Records from a collection:
==============================
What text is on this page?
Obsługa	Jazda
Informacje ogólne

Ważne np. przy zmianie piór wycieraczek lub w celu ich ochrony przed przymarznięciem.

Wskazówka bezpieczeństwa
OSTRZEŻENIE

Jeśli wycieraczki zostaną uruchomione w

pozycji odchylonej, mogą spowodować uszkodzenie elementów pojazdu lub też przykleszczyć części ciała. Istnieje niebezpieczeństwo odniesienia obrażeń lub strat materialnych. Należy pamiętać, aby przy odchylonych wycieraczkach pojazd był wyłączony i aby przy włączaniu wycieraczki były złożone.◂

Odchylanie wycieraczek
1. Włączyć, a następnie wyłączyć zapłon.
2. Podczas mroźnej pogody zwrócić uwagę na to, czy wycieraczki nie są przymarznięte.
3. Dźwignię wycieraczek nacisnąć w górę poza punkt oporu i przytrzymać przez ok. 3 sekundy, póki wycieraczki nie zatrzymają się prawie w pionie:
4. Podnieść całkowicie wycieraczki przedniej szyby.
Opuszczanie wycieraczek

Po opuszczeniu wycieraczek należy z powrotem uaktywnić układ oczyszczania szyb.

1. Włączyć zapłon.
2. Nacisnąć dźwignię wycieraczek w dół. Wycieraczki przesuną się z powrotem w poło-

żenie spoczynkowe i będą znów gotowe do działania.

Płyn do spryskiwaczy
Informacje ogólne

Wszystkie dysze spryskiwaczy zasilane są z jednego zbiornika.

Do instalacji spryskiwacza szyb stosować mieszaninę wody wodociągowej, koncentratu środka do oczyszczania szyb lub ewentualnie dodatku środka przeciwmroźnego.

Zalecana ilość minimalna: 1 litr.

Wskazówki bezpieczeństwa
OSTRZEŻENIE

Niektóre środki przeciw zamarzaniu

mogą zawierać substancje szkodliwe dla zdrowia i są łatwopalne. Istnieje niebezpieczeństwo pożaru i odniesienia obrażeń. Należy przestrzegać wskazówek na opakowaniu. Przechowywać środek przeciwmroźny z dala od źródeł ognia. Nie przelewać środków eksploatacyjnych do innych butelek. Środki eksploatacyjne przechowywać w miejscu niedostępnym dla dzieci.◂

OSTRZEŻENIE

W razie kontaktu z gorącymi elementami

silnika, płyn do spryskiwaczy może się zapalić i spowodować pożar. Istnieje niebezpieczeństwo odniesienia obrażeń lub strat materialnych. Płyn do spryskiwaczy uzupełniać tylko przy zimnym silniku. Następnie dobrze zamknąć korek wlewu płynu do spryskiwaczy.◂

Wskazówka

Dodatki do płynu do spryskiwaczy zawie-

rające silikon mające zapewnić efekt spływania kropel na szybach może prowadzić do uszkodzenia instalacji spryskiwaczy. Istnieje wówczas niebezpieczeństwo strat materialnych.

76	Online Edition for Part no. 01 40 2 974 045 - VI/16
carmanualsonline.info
==============================
[REQUIREMENTS]
Copy down every line of the entries containing the word "mogą".

[RESULT]
pozycji odchylonej, mogą spowodować uszkodzenie elementów pojazdu lub też przykleszczyć części ciała. Istnieje niebezpieczeństwo odniesienia obrażeń lub strat materialnych. Należy pamiętać, aby przy odchylonych wycieraczkach pojazd był wyłączony i aby przy włączaniu wycieraczki były złożone.◂
mogą zawierać substancje szkodliwe dla zdrowia i są łatwopalne. Istnieje niebezpieczeństwo pożaru i odniesienia obrażeń. Należy przestrzegać wskazówek na opakowaniu. Przechowywać środek przeciwmroźny z dala od źródeł ognia. Nie przelewać środków eksploatacyjnych do innych butelek. Środki eksploatacyjne przechowywać w miejscu niedostępnym dla dzieci.◂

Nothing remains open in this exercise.